__Given problem 1__:
In the rows between the lines holding "ruled-line [300,410,1270,411]" and "footer-right: www.colearn.id co·learn", inclusive, update every "handwritten-line" to "handwriting-line". Give back only those lines, with nothing else altered.

One former UBS employee said investment banking was viewed akin to gambling inside the lender. Credit Suisse’s domestic bank is considered attractive, but for a “not flashy, keep your head down” culture like UBS’s, the asset management arm and investment banking division are more problematic.

When news circulated last week that the Swiss regulators had pledged a liquidity lifeline to Credit Suisse, a group of the company’s investment bankers and their clients were in a corporate box at the John Mayer concert in Madison Square Garden in New York. The bankers “started high-fiving”, according to one person present.

The 160-year old UBS, which has taken a long time to feel secure about its current business culture, now has to carefully weave in the riskier parts of Credit Suisse’s operations.

At the press conference announcing the deal, UBS chair Colm Kelleher made a pointed remark, saying the bank would curtail Credit Suisse’s investment bank where the losses have escalated, to align it more with “our conservative risk culture”.

The most immediate consequence for staff — as with any big takeover — will be job losses. Headhunters said Credit Suisse employees were already on the frantic hunt for new positions, with tens of thousands likely to be sacked.

Those that stay will have to adapt.

UBS will assign teams to go through Credit Suisse HR files for “evidence of cultural slippage”, said one of the senior figures at the bank. A priority will be identifying those who have committed regulatory infractions, people who are heavily motivated by pay and are “holding the firm to ransom” and those who were forgiven for past transgressions or dealt with “softly”. This behaviour will be “rooted out”, he said.

Timothy Galpin, senior lecturer of strategy and innovation at Saïd Business School said culture mismanagement could cause “heartburn” after a deal, even with two willing participants, let alone those hastily forced together.

“I predict there will be a lot of problems,” he said. “UBS is not acquiring a small regional bank where you absorb a few retail branches. This is a much bigger organisation so everything will have to be negotiated.”

__Given entries__:
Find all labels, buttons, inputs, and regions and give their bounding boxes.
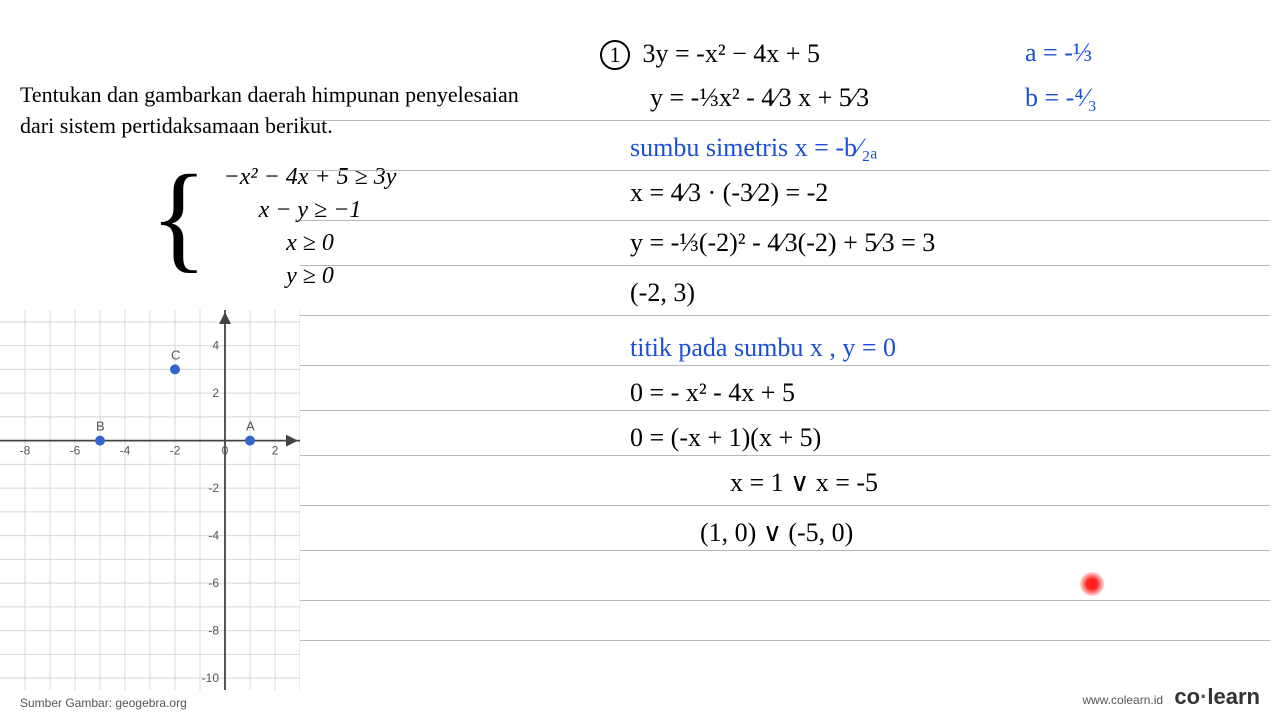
ruled-line [300,410,1270,411]
ruled-line [300,315,1270,316]
svg-text:-8: -8 [20,444,31,458]
ruled-line [300,550,1270,551]
svg-text:4: 4 [212,339,219,353]
handwritten-line: sumbu simetris x = -b⁄₂ₐ [630,135,878,161]
source-label: Sumber Gambar: geogebra.org [20,696,187,710]
svg-text:-2: -2 [208,481,219,495]
svg-text:-6: -6 [70,444,81,458]
brace-icon: { [150,157,208,277]
handwritten-line: titik pada sumbu x , y = 0 [630,335,896,361]
handwritten-line: 0 = (-x + 1)(x + 5) [630,425,821,451]
ruled-line [300,455,1270,456]
handwritten-line: 0 = - x² - 4x + 5 [630,380,795,406]
ruled-line [300,265,1270,266]
ruled-line [300,120,1270,121]
ruled-line [300,365,1270,366]
footer-right: www.colearn.id co·learn [1082,684,1260,710]
handwritten-line: (-2, 3) [630,280,695,306]
svg-text:-10: -10 [202,671,220,685]
handwritten-line: b = -⁴⁄₃ [1025,85,1097,111]
equation-system: { −x² − 4x + 5 ≥ 3y x − y ≥ −1 x ≥ 0 y ≥… [125,162,455,293]
equation-2: x − y ≥ −1 [165,195,455,226]
problem-text: Tentukan dan gambarkan daerah himpunan p… [20,80,560,142]
svg-text:A: A [246,419,255,434]
problem-panel: Tentukan dan gambarkan daerah himpunan p… [20,80,560,294]
brand-logo: co·learn [1174,684,1260,709]
equation-3: x ≥ 0 [165,228,455,259]
coordinate-graph: -8 -6 -4 -2 0 2 -10 -8 -6 -4 -2 2 4 A B C [0,310,300,690]
svg-text:-4: -4 [120,444,131,458]
svg-text:-2: -2 [170,444,181,458]
problem-line2: dari sistem pertidaksamaan berikut. [20,113,333,138]
ruled-line [300,170,1270,171]
handwritten-line: (1, 0) ∨ (-5, 0) [700,520,853,546]
handwritten-line: x = 1 ∨ x = -5 [730,470,878,496]
problem-line1: Tentukan dan gambarkan daerah himpunan p… [20,82,519,107]
handwriting-panel: 1 3y = -x² − 4x + 5 a = -⅓ y = -⅓x² - 4⁄3 … [600,40,1270,680]
svg-text:-4: -4 [208,529,219,543]
handwritten-line: 1 3y = -x² − 4x + 5 [600,40,820,70]
svg-text:2: 2 [212,386,219,400]
svg-text:B: B [96,419,105,434]
brand-part1: co [1174,684,1200,709]
handwritten-line: a = -⅓ [1025,40,1092,66]
svg-text:-6: -6 [208,576,219,590]
svg-text:0: 0 [222,444,229,458]
ruled-line [300,505,1270,506]
graph-panel: -8 -6 -4 -2 0 2 -10 -8 -6 -4 -2 2 4 A B C [0,310,300,690]
svg-text:2: 2 [272,444,279,458]
equation-1: −x² − 4x + 5 ≥ 3y [165,162,455,193]
footer-url: www.colearn.id [1082,693,1163,707]
handwritten-line: y = -⅓(-2)² - 4⁄3(-2) + 5⁄3 = 3 [630,230,935,256]
laser-pointer-icon [1080,572,1104,596]
svg-text:C: C [171,347,180,362]
handwritten-line: x = 4⁄3 · (-3⁄2) = -2 [630,180,828,206]
ruled-line [300,640,1270,641]
brand-part2: learn [1207,684,1260,709]
ruled-line [300,600,1270,601]
handwritten-line: y = -⅓x² - 4⁄3 x + 5⁄3 [650,85,869,111]
ruled-line [300,220,1270,221]
svg-text:-8: -8 [208,624,219,638]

__Given problem 2__:
List every person the passage on UBS and Credit Suisse mentions by name.

__Correct response 1__:
ruled-line [300,410,1270,411]
ruled-line [300,315,1270,316]
svg-text:-8: -8 [20,444,31,458]
ruled-line [300,550,1270,551]
svg-text:4: 4 [212,339,219,353]
handwriting-line: sumbu simetris x = -b⁄₂ₐ [630,135,878,161]
source-label: Sumber Gambar: geogebra.org [20,696,187,710]
svg-text:-2: -2 [208,481,219,495]
svg-text:-6: -6 [70,444,81,458]
brace-icon: { [150,157,208,277]
handwriting-line: titik pada sumbu x , y = 0 [630,335,896,361]
handwriting-line: 0 = (-x + 1)(x + 5) [630,425,821,451]
ruled-line [300,455,1270,456]
handwriting-line: 0 = - x² - 4x + 5 [630,380,795,406]
ruled-line [300,265,1270,266]
ruled-line [300,120,1270,121]
ruled-line [300,365,1270,366]
footer-right: www.colearn.id co·learn [1082,684,1260,710]

__Correct response 2__:
John Mayer
Colm Kelleher
Timothy Galpin